● **Problem statement**: Omit every picture and output the rest of the records exactly as they are.

● **Input rows**:
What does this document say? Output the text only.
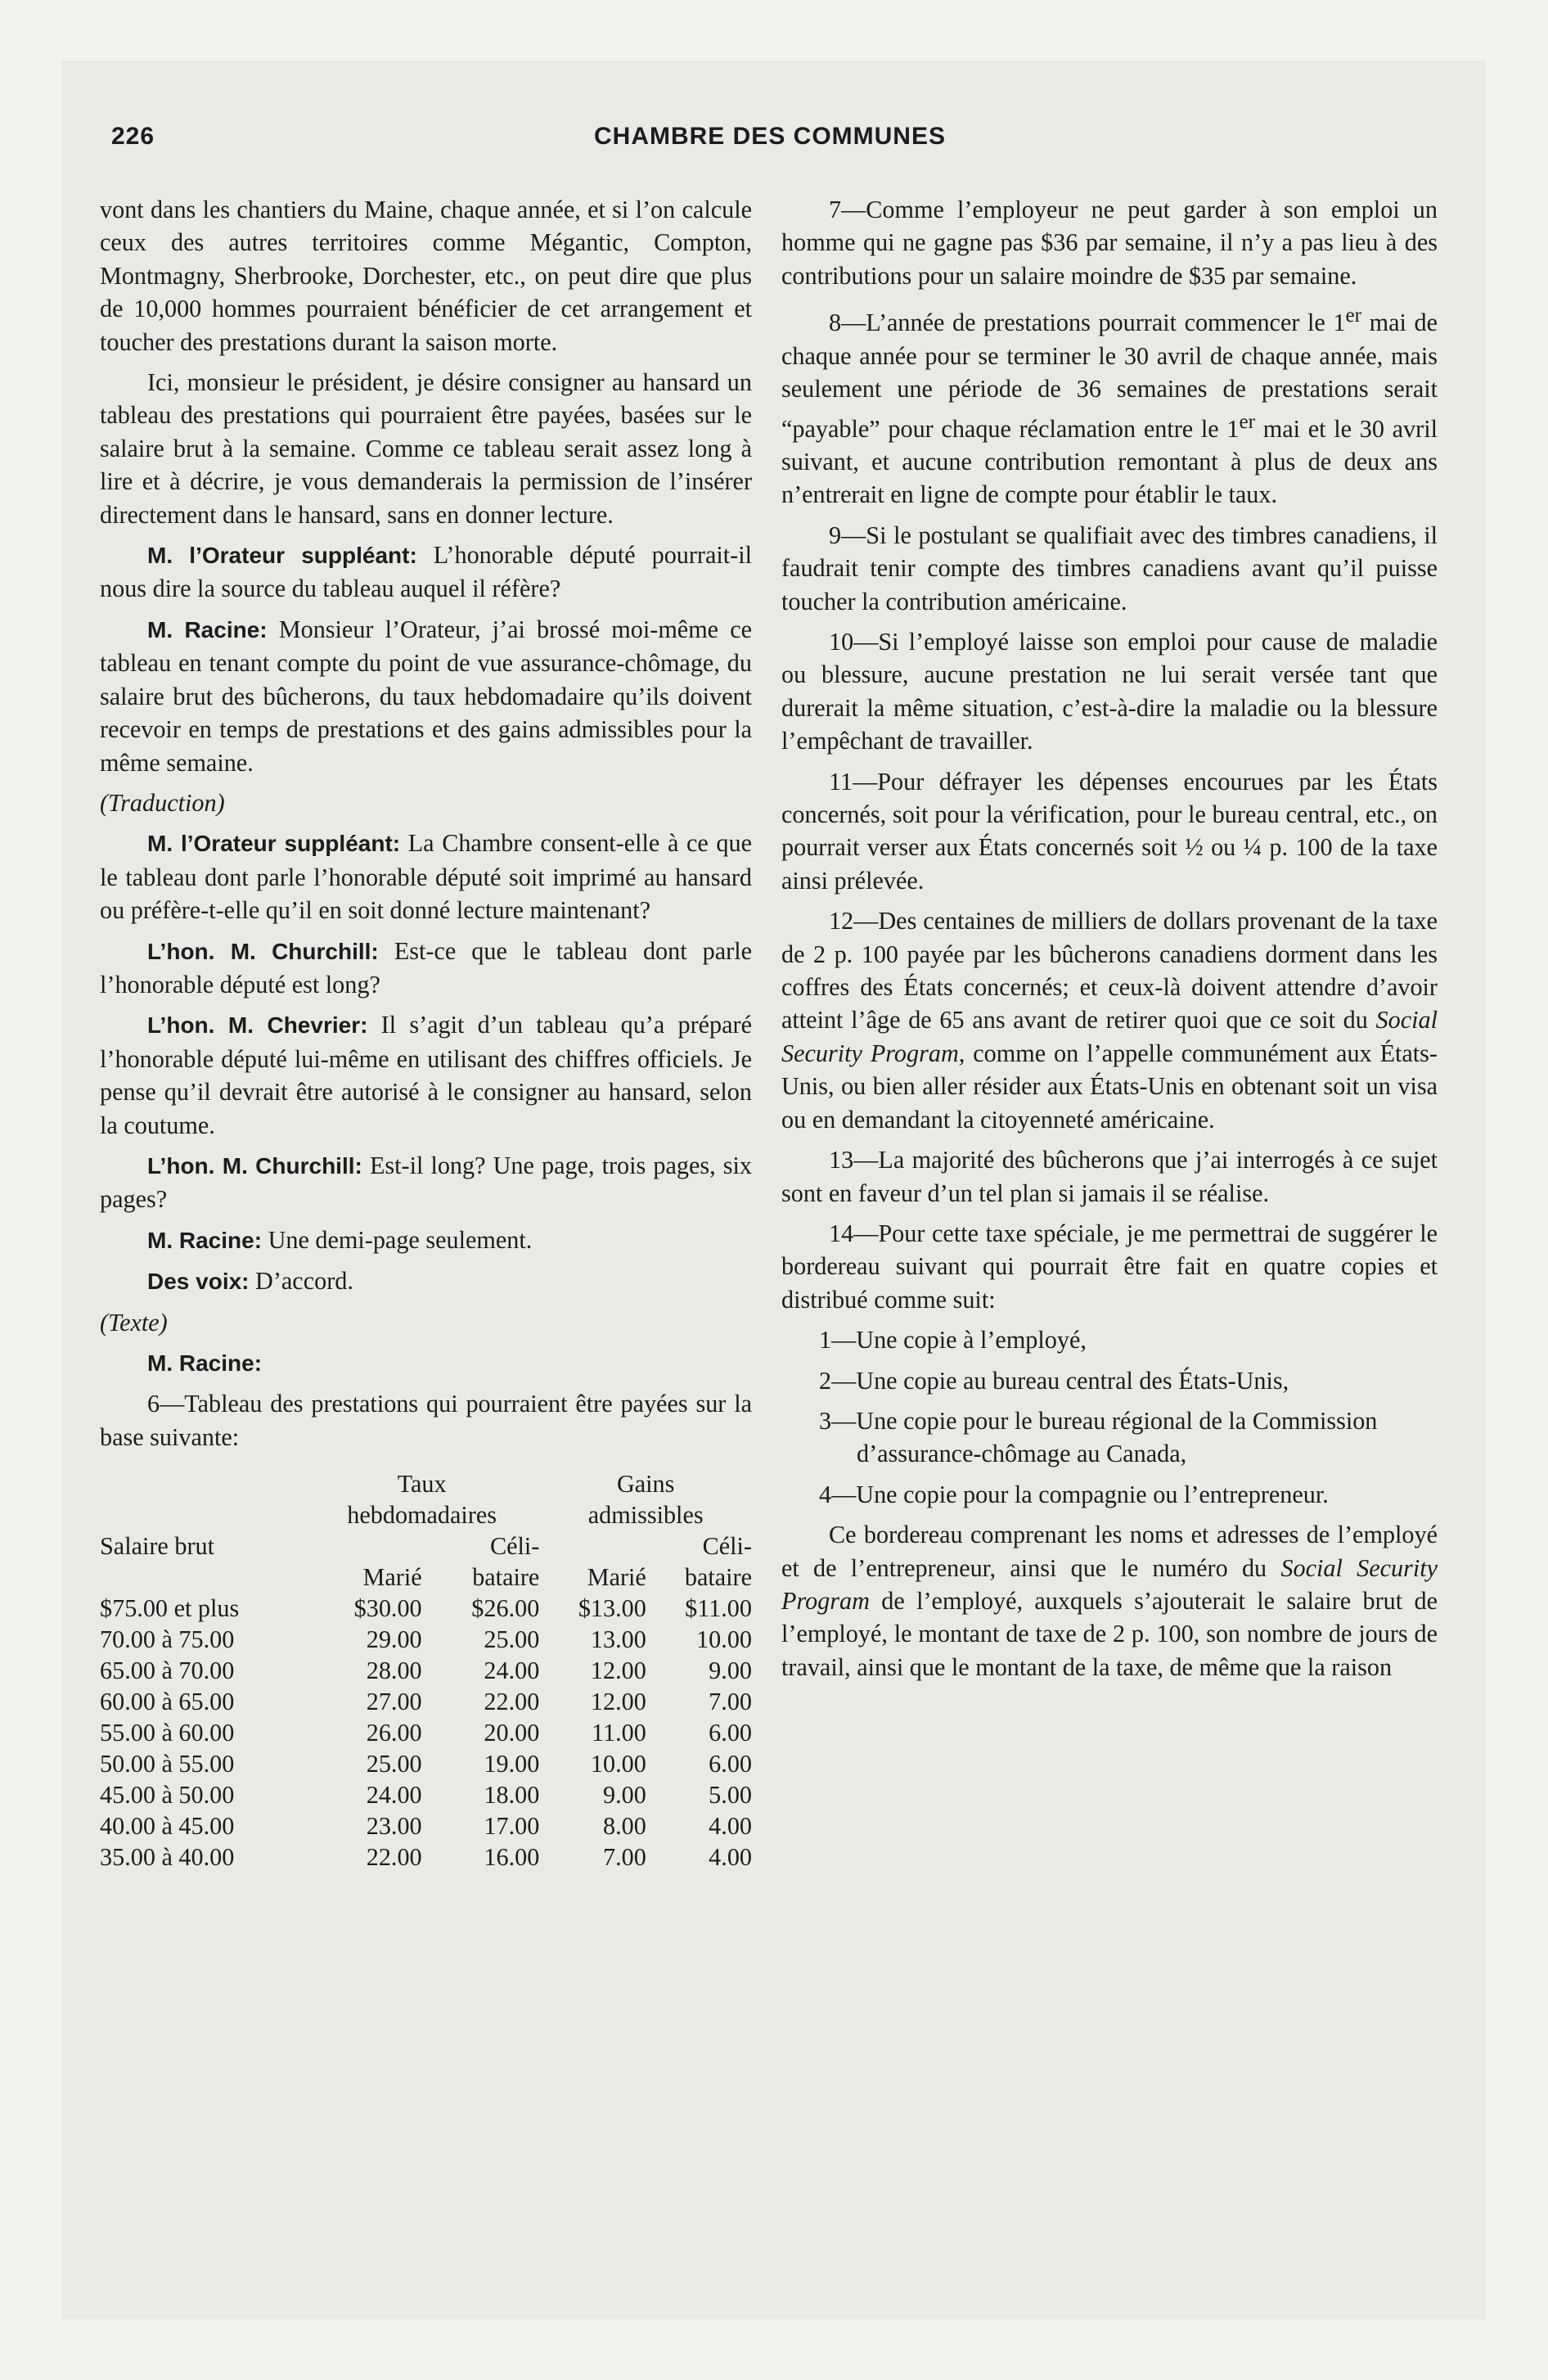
226	CHAMBRE DES COMMUNES

vont dans les chantiers du Maine, chaque année, et si l’on calcule ceux des autres territoires comme Mégantic, Compton, Montmagny, Sherbrooke, Dorchester, etc., on peut dire que plus de 10,000 hommes pourraient bénéficier de cet arrangement et toucher des prestations durant la saison morte.

Ici, monsieur le président, je désire consigner au hansard un tableau des prestations qui pourraient être payées, basées sur le salaire brut à la semaine. Comme ce tableau serait assez long à lire et à décrire, je vous demanderais la permission de l’insérer directement dans le hansard, sans en donner lecture.

M. l’Orateur suppléant: L’honorable député pourrait-il nous dire la source du tableau auquel il réfère?

M. Racine: Monsieur l’Orateur, j’ai brossé moi-même ce tableau en tenant compte du point de vue assurance-chômage, du salaire brut des bûcherons, du taux hebdomadaire qu’ils doivent recevoir en temps de prestations et des gains admissibles pour la même semaine.

(Traduction)

M. l’Orateur suppléant: La Chambre consent-elle à ce que le tableau dont parle l’honorable député soit imprimé au hansard ou préfère-t-elle qu’il en soit donné lecture maintenant?

L’hon. M. Churchill: Est-ce que le tableau dont parle l’honorable député est long?

L’hon. M. Chevrier: Il s’agit d’un tableau qu’a préparé l’honorable député lui-même en utilisant des chiffres officiels. Je pense qu’il devrait être autorisé à le consigner au hansard, selon la coutume.

L’hon. M. Churchill: Est-il long? Une page, trois pages, six pages?

M. Racine: Une demi-page seulement.

Des voix: D’accord.

(Texte)

M. Racine:

6—Tableau des prestations qui pourraient être payées sur la base suivante:

	Taux		Gains	
	hebdomadaires		admissibles	
Salaire brut		Céli-		Céli-
	Marié	bataire	Marié	bataire
$75.00 et plus	$30.00	$26.00	$13.00	$11.00
70.00 à 75.00	29.00	25.00	13.00	10.00
65.00 à 70.00	28.00	24.00	12.00	9.00
60.00 à 65.00	27.00	22.00	12.00	7.00
55.00 à 60.00	26.00	20.00	11.00	6.00
50.00 à 55.00	25.00	19.00	10.00	6.00
45.00 à 50.00	24.00	18.00	9.00	5.00
40.00 à 45.00	23.00	17.00	8.00	4.00
35.00 à 40.00	22.00	16.00	7.00	4.00

7—Comme l’employeur ne peut garder à son emploi un homme qui ne gagne pas $36 par semaine, il n’y a pas lieu à des contributions pour un salaire moindre de $35 par semaine.

8—L’année de prestations pourrait commencer le 1er mai de chaque année pour se terminer le 30 avril de chaque année, mais seulement une période de 36 semaines de prestations serait “payable” pour chaque réclamation entre le 1er mai et le 30 avril suivant, et aucune contribution remontant à plus de deux ans n’entrerait en ligne de compte pour établir le taux.

9—Si le postulant se qualifiait avec des timbres canadiens, il faudrait tenir compte des timbres canadiens avant qu’il puisse toucher la contribution américaine.

10—Si l’employé laisse son emploi pour cause de maladie ou blessure, aucune prestation ne lui serait versée tant que durerait la même situation, c’est-à-dire la maladie ou la blessure l’empêchant de travailler.

11—Pour défrayer les dépenses encourues par les États concernés, soit pour la vérification, pour le bureau central, etc., on pourrait verser aux États concernés soit ½ ou ¼ p. 100 de la taxe ainsi prélevée.

12—Des centaines de milliers de dollars provenant de la taxe de 2 p. 100 payée par les bûcherons canadiens dorment dans les coffres des États concernés; et ceux-là doivent attendre d’avoir atteint l’âge de 65 ans avant de retirer quoi que ce soit du Social Security Program, comme on l’appelle communément aux États-Unis, ou bien aller résider aux États-Unis en obtenant soit un visa ou en demandant la citoyenneté américaine.

13—La majorité des bûcherons que j’ai interrogés à ce sujet sont en faveur d’un tel plan si jamais il se réalise.

14—Pour cette taxe spéciale, je me permettrai de suggérer le bordereau suivant qui pourrait être fait en quatre copies et distribué comme suit:

1—Une copie à l’employé,

2—Une copie au bureau central des États-Unis,

3—Une copie pour le bureau régional de la Commission d’assurance-chômage au Canada,

4—Une copie pour la compagnie ou l’entrepreneur.

Ce bordereau comprenant les noms et adresses de l’employé et de l’entrepreneur, ainsi que le numéro du Social Security Program de l’employé, auxquels s’ajouterait le salaire brut de l’employé, le montant de taxe de 2 p. 100, son nombre de jours de travail, ainsi que le montant de la taxe, de même que la raison
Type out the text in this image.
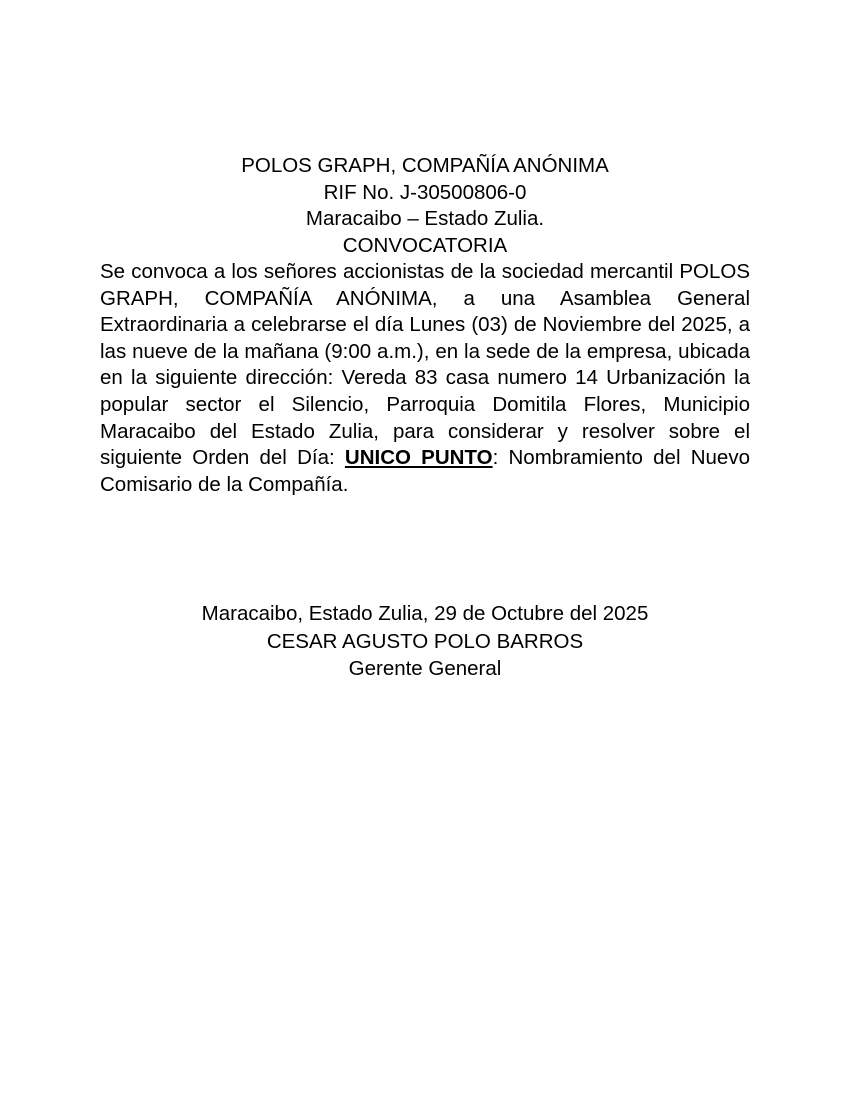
POLOS GRAPH, COMPAÑÍA ANÓNIMA
RIF No. J-30500806-0
Maracaibo – Estado Zulia.
CONVOCATORIA
Se convoca a los señores accionistas de la sociedad mercantil POLOS GRAPH, COMPAÑÍA ANÓNIMA, a una Asamblea General Extraordinaria a celebrarse el día Lunes (03) de Noviembre del 2025, a las nueve de la mañana (9:00 a.m.), en la sede de la empresa, ubicada en la siguiente dirección: Vereda 83 casa numero 14 Urbanización la popular sector el Silencio, Parroquia Domitila Flores, Municipio Maracaibo del Estado Zulia, para considerar y resolver sobre el siguiente Orden del Día: UNICO PUNTO: Nombramiento del Nuevo Comisario de la Compañía.
Maracaibo, Estado Zulia, 29 de Octubre del 2025
CESAR AGUSTO POLO BARROS
Gerente General
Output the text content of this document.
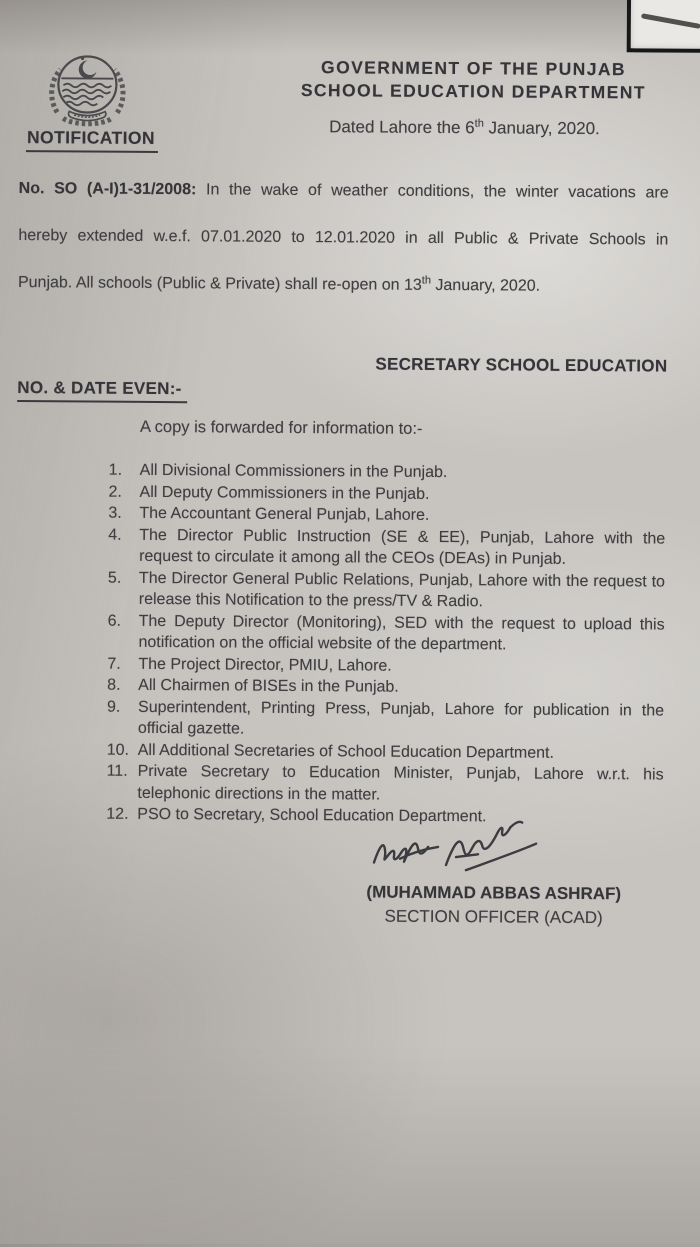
GOVERNMENT OF THE PUNJAB
SCHOOL EDUCATION DEPARTMENT
Dated Lahore the 6th January, 2020.
NOTIFICATION
No. SO (A-I)1-31/2008: In the wake of weather conditions, the winter vacations are
hereby extended w.e.f. 07.01.2020 to 12.01.2020 in all Public & Private Schools in
Punjab. All schools (Public & Private) shall re-open on 13th January, 2020.
SECRETARY SCHOOL EDUCATION
NO. & DATE EVEN:-
A copy is forwarded for information to:-
1.	All Divisional Commissioners in the Punjab.
2.	All Deputy Commissioners in the Punjab.
3.	The Accountant General Punjab, Lahore.
4.	The Director Public Instruction (SE & EE), Punjab, Lahore with the request to circulate it among all the CEOs (DEAs) in Punjab.
5.	The Director General Public Relations, Punjab, Lahore with the request to release this Notification to the press/TV & Radio.
6.	The Deputy Director (Monitoring), SED with the request to upload this notification on the official website of the department.
7.	The Project Director, PMIU, Lahore.
8.	All Chairmen of BISEs in the Punjab.
9.	Superintendent, Printing Press, Punjab, Lahore for publication in the official gazette.
10. All Additional Secretaries of School Education Department.
11. Private Secretary to Education Minister, Punjab, Lahore w.r.t. his telephonic directions in the matter.
12. PSO to Secretary, School Education Department.
(MUHAMMAD ABBAS ASHRAF)
SECTION OFFICER (ACAD)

● **Solved problem**:
What does this document say? Output the text only.
226	CHAMBRE DES COMMUNES

vont dans les chantiers du Maine, chaque année, et si l’on calcule ceux des autres territoires comme Mégantic, Compton, Montmagny, Sherbrooke, Dorchester, etc., on peut dire que plus de 10,000 hommes pourraient bénéficier de cet arrangement et toucher des prestations durant la saison morte.

Ici, monsieur le président, je désire consigner au hansard un tableau des prestations qui pourraient être payées, basées sur le salaire brut à la semaine. Comme ce tableau serait assez long à lire et à décrire, je vous demanderais la permission de l’insérer directement dans le hansard, sans en donner lecture.

M. l’Orateur suppléant: L’honorable député pourrait-il nous dire la source du tableau auquel il réfère?

M. Racine: Monsieur l’Orateur, j’ai brossé moi-même ce tableau en tenant compte du point de vue assurance-chômage, du salaire brut des bûcherons, du taux hebdomadaire qu’ils doivent recevoir en temps de prestations et des gains admissibles pour la même semaine.

(Traduction)

M. l’Orateur suppléant: La Chambre consent-elle à ce que le tableau dont parle l’honorable député soit imprimé au hansard ou préfère-t-elle qu’il en soit donné lecture maintenant?

L’hon. M. Churchill: Est-ce que le tableau dont parle l’honorable député est long?

L’hon. M. Chevrier: Il s’agit d’un tableau qu’a préparé l’honorable député lui-même en utilisant des chiffres officiels. Je pense qu’il devrait être autorisé à le consigner au hansard, selon la coutume.

L’hon. M. Churchill: Est-il long? Une page, trois pages, six pages?

M. Racine: Une demi-page seulement.

Des voix: D’accord.

(Texte)

M. Racine:

6—Tableau des prestations qui pourraient être payées sur la base suivante:

	Taux		Gains	
	hebdomadaires		admissibles	
Salaire brut		Céli-		Céli-
	Marié	bataire	Marié	bataire
$75.00 et plus	$30.00	$26.00	$13.00	$11.00
70.00 à 75.00	29.00	25.00	13.00	10.00
65.00 à 70.00	28.00	24.00	12.00	9.00
60.00 à 65.00	27.00	22.00	12.00	7.00
55.00 à 60.00	26.00	20.00	11.00	6.00
50.00 à 55.00	25.00	19.00	10.00	6.00
45.00 à 50.00	24.00	18.00	9.00	5.00
40.00 à 45.00	23.00	17.00	8.00	4.00
35.00 à 40.00	22.00	16.00	7.00	4.00

7—Comme l’employeur ne peut garder à son emploi un homme qui ne gagne pas $36 par semaine, il n’y a pas lieu à des contributions pour un salaire moindre de $35 par semaine.

8—L’année de prestations pourrait commencer le 1er mai de chaque année pour se terminer le 30 avril de chaque année, mais seulement une période de 36 semaines de prestations serait “payable” pour chaque réclamation entre le 1er mai et le 30 avril suivant, et aucune contribution remontant à plus de deux ans n’entrerait en ligne de compte pour établir le taux.

9—Si le postulant se qualifiait avec des timbres canadiens, il faudrait tenir compte des timbres canadiens avant qu’il puisse toucher la contribution américaine.

10—Si l’employé laisse son emploi pour cause de maladie ou blessure, aucune prestation ne lui serait versée tant que durerait la même situation, c’est-à-dire la maladie ou la blessure l’empêchant de travailler.

11—Pour défrayer les dépenses encourues par les États concernés, soit pour la vérification, pour le bureau central, etc., on pourrait verser aux États concernés soit ½ ou ¼ p. 100 de la taxe ainsi prélevée.

12—Des centaines de milliers de dollars provenant de la taxe de 2 p. 100 payée par les bûcherons canadiens dorment dans les coffres des États concernés; et ceux-là doivent attendre d’avoir atteint l’âge de 65 ans avant de retirer quoi que ce soit du Social Security Program, comme on l’appelle communément aux États-Unis, ou bien aller résider aux États-Unis en obtenant soit un visa ou en demandant la citoyenneté américaine.

13—La majorité des bûcherons que j’ai interrogés à ce sujet sont en faveur d’un tel plan si jamais il se réalise.

14—Pour cette taxe spéciale, je me permettrai de suggérer le bordereau suivant qui pourrait être fait en quatre copies et distribué comme suit:

1—Une copie à l’employé,

2—Une copie au bureau central des États-Unis,

3—Une copie pour le bureau régional de la Commission d’assurance-chômage au Canada,

4—Une copie pour la compagnie ou l’entrepreneur.

Ce bordereau comprenant les noms et adresses de l’employé et de l’entrepreneur, ainsi que le numéro du Social Security Program de l’employé, auxquels s’ajouterait le salaire brut de l’employé, le montant de taxe de 2 p. 100, son nombre de jours de travail, ainsi que le montant de la taxe, de même que la raison
Type out the text in this image.
POLOS GRAPH, COMPAÑÍA ANÓNIMA
RIF No. J-30500806-0
Maracaibo – Estado Zulia.
CONVOCATORIA
Se convoca a los señores accionistas de la sociedad mercantil POLOS GRAPH, COMPAÑÍA ANÓNIMA, a una Asamblea General Extraordinaria a celebrarse el día Lunes (03) de Noviembre del 2025, a las nueve de la mañana (9:00 a.m.), en la sede de la empresa, ubicada en la siguiente dirección: Vereda 83 casa numero 14 Urbanización la popular sector el Silencio, Parroquia Domitila Flores, Municipio Maracaibo del Estado Zulia, para considerar y resolver sobre el siguiente Orden del Día: UNICO PUNTO: Nombramiento del Nuevo Comisario de la Compañía.
Maracaibo, Estado Zulia, 29 de Octubre del 2025
CESAR AGUSTO POLO BARROS
Gerente General
Output the text content of this document.
GOVERNMENT OF THE PUNJAB
SCHOOL EDUCATION DEPARTMENT
Dated Lahore the 6th January, 2020.
NOTIFICATION
No. SO (A-I)1-31/2008: In the wake of weather conditions, the winter vacations are
hereby extended w.e.f. 07.01.2020 to 12.01.2020 in all Public & Private Schools in
Punjab. All schools (Public & Private) shall re-open on 13th January, 2020.
SECRETARY SCHOOL EDUCATION
NO. & DATE EVEN:-
A copy is forwarded for information to:-
1.	All Divisional Commissioners in the Punjab.
2.	All Deputy Commissioners in the Punjab.
3.	The Accountant General Punjab, Lahore.
4.	The Director Public Instruction (SE & EE), Punjab, Lahore with the request to circulate it among all the CEOs (DEAs) in Punjab.
5.	The Director General Public Relations, Punjab, Lahore with the request to release this Notification to the press/TV & Radio.
6.	The Deputy Director (Monitoring), SED with the request to upload this notification on the official website of the department.
7.	The Project Director, PMIU, Lahore.
8.	All Chairmen of BISEs in the Punjab.
9.	Superintendent, Printing Press, Punjab, Lahore for publication in the official gazette.
10. All Additional Secretaries of School Education Department.
11. Private Secretary to Education Minister, Punjab, Lahore w.r.t. his telephonic directions in the matter.
12. PSO to Secretary, School Education Department.
(MUHAMMAD ABBAS ASHRAF)
SECTION OFFICER (ACAD)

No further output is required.